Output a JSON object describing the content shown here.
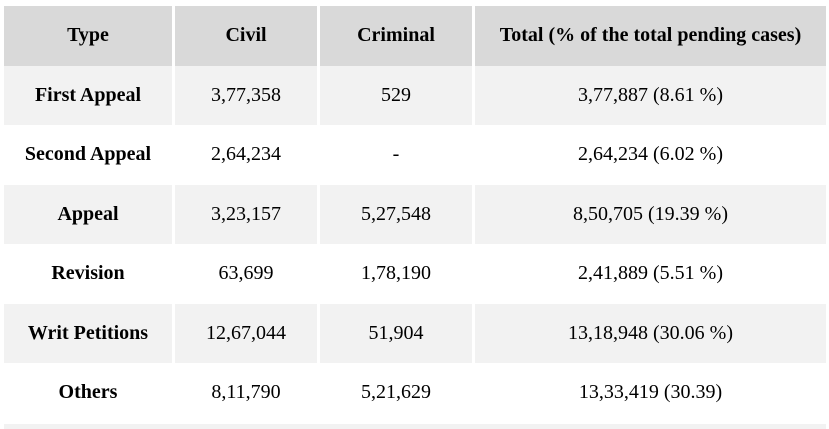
{
  "table": {
    "headers": [
      "Type",
      "Civil",
      "Criminal",
      "Total (% of the total pending cases)"
    ],
    "rows": [
      [
        "First Appeal",
        "3,77,358",
        "529",
        "3,77,887 (8.61 %)"
      ],
      [
        "Second Appeal",
        "2,64,234",
        "-",
        "2,64,234 (6.02 %)"
      ],
      [
        "Appeal",
        "3,23,157",
        "5,27,548",
        "8,50,705 (19.39 %)"
      ],
      [
        "Revision",
        "63,699",
        "1,78,190",
        "2,41,889 (5.51 %)"
      ],
      [
        "Writ Petitions",
        "12,67,044",
        "51,904",
        "13,18,948 (30.06 %)"
      ],
      [
        "Others",
        "8,11,790",
        "5,21,629",
        "13,33,419 (30.39)"
      ]
    ]
  },
  "colors": {
    "header_bg": "#d9d9d9",
    "shaded_row_bg": "#f2f2f2",
    "plain_row_bg": "#ffffff"
  }
}
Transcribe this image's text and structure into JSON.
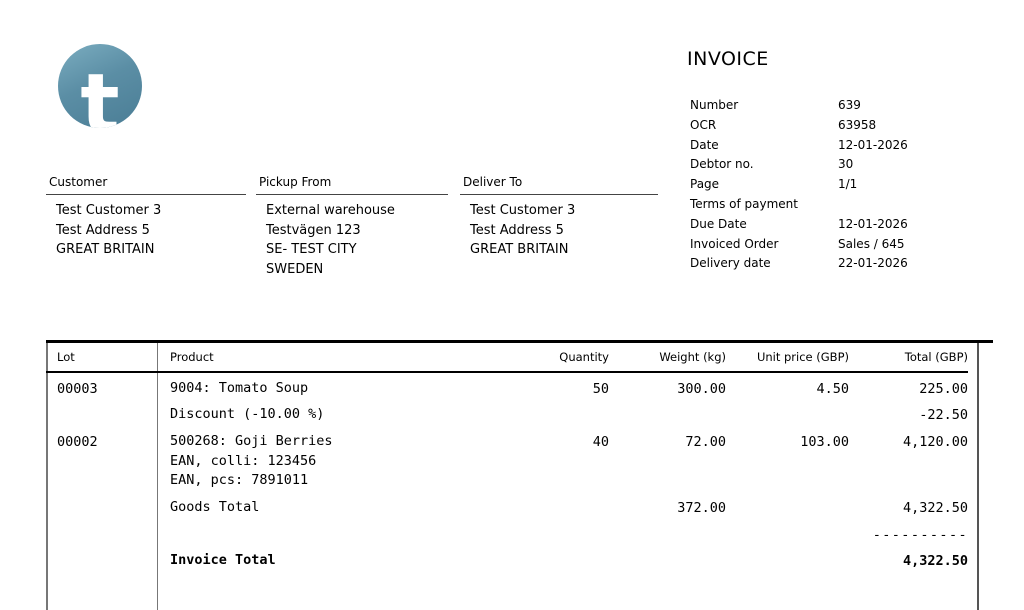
{
  "logo": {
    "letter": "t"
  },
  "invoice": {
    "title": "INVOICE"
  },
  "meta": {
    "rows": [
      {
        "label": "Number",
        "value": "639"
      },
      {
        "label": "OCR",
        "value": "63958"
      },
      {
        "label": "Date",
        "value": "12-01-2026"
      },
      {
        "label": "Debtor no.",
        "value": "30"
      },
      {
        "label": "Page",
        "value": "1/1"
      },
      {
        "label": "Terms of payment",
        "value": ""
      },
      {
        "label": "Due Date",
        "value": "12-01-2026"
      },
      {
        "label": "Invoiced Order",
        "value": "Sales / 645"
      },
      {
        "label": "Delivery date",
        "value": "22-01-2026"
      }
    ]
  },
  "addresses": [
    {
      "title": "Customer",
      "lines": [
        "Test Customer 3",
        "Test Address 5",
        "GREAT BRITAIN"
      ]
    },
    {
      "title": "Pickup From",
      "lines": [
        "External warehouse",
        "Testvägen 123",
        "SE- TEST CITY",
        "SWEDEN"
      ]
    },
    {
      "title": "Deliver To",
      "lines": [
        "Test Customer 3",
        "Test Address 5",
        "GREAT BRITAIN"
      ]
    }
  ],
  "table": {
    "headers": [
      "Lot",
      "Product",
      "Quantity",
      "Weight (kg)",
      "Unit price (GBP)",
      "Total (GBP)"
    ],
    "rows": [
      {
        "lot": "00003",
        "product_lines": [
          "9004: Tomato Soup"
        ],
        "quantity": "50",
        "weight": "300.00",
        "unit_price": "4.50",
        "total": "225.00"
      },
      {
        "product_lines": [
          "Discount (-10.00 %)"
        ],
        "total": "-22.50"
      },
      {
        "lot": "00002",
        "product_lines": [
          "500268: Goji Berries",
          "EAN, colli: 123456",
          "EAN, pcs: 7891011"
        ],
        "quantity": "40",
        "weight": "72.00",
        "unit_price": "103.00",
        "total": "4,120.00"
      },
      {
        "product_lines": [
          "Goods Total"
        ],
        "weight": "372.00",
        "total": "4,322.50"
      },
      {
        "separator": "----------"
      },
      {
        "product_lines": [
          "Invoice Total"
        ],
        "total": "4,322.50"
      }
    ]
  }
}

§ **WHAT YOU WILL DO**: Your copy of the data should match it exactly, except that pictures are left out.

§ **SOLUTION FOR THIS EXERCISE**:
Output a JSON object describing the content shown here.
{
  "table": {
    "headers": [
      "Type",
      "Civil",
      "Criminal",
      "Total (% of the total pending cases)"
    ],
    "rows": [
      [
        "First Appeal",
        "3,77,358",
        "529",
        "3,77,887 (8.61 %)"
      ],
      [
        "Second Appeal",
        "2,64,234",
        "-",
        "2,64,234 (6.02 %)"
      ],
      [
        "Appeal",
        "3,23,157",
        "5,27,548",
        "8,50,705 (19.39 %)"
      ],
      [
        "Revision",
        "63,699",
        "1,78,190",
        "2,41,889 (5.51 %)"
      ],
      [
        "Writ Petitions",
        "12,67,044",
        "51,904",
        "13,18,948 (30.06 %)"
      ],
      [
        "Others",
        "8,11,790",
        "5,21,629",
        "13,33,419 (30.39)"
      ]
    ]
  },
  "colors": {
    "header_bg": "#d9d9d9",
    "shaded_row_bg": "#f2f2f2",
    "plain_row_bg": "#ffffff"
  }
}
Transcribe this image's text and structure into JSON.
{
  "logo": {
    "letter": "t"
  },
  "invoice": {
    "title": "INVOICE"
  },
  "meta": {
    "rows": [
      {
        "label": "Number",
        "value": "639"
      },
      {
        "label": "OCR",
        "value": "63958"
      },
      {
        "label": "Date",
        "value": "12-01-2026"
      },
      {
        "label": "Debtor no.",
        "value": "30"
      },
      {
        "label": "Page",
        "value": "1/1"
      },
      {
        "label": "Terms of payment",
        "value": ""
      },
      {
        "label": "Due Date",
        "value": "12-01-2026"
      },
      {
        "label": "Invoiced Order",
        "value": "Sales / 645"
      },
      {
        "label": "Delivery date",
        "value": "22-01-2026"
      }
    ]
  },
  "addresses": [
    {
      "title": "Customer",
      "lines": [
        "Test Customer 3",
        "Test Address 5",
        "GREAT BRITAIN"
      ]
    },
    {
      "title": "Pickup From",
      "lines": [
        "External warehouse",
        "Testvägen 123",
        "SE- TEST CITY",
        "SWEDEN"
      ]
    },
    {
      "title": "Deliver To",
      "lines": [
        "Test Customer 3",
        "Test Address 5",
        "GREAT BRITAIN"
      ]
    }
  ],
  "table": {
    "headers": [
      "Lot",
      "Product",
      "Quantity",
      "Weight (kg)",
      "Unit price (GBP)",
      "Total (GBP)"
    ],
    "rows": [
      {
        "lot": "00003",
        "product_lines": [
          "9004: Tomato Soup"
        ],
        "quantity": "50",
        "weight": "300.00",
        "unit_price": "4.50",
        "total": "225.00"
      },
      {
        "product_lines": [
          "Discount (-10.00 %)"
        ],
        "total": "-22.50"
      },
      {
        "lot": "00002",
        "product_lines": [
          "500268: Goji Berries",
          "EAN, colli: 123456",
          "EAN, pcs: 7891011"
        ],
        "quantity": "40",
        "weight": "72.00",
        "unit_price": "103.00",
        "total": "4,120.00"
      },
      {
        "product_lines": [
          "Goods Total"
        ],
        "weight": "372.00",
        "total": "4,322.50"
      },
      {
        "separator": "----------"
      },
      {
        "product_lines": [
          "Invoice Total"
        ],
        "total": "4,322.50"
      }
    ]
  }
}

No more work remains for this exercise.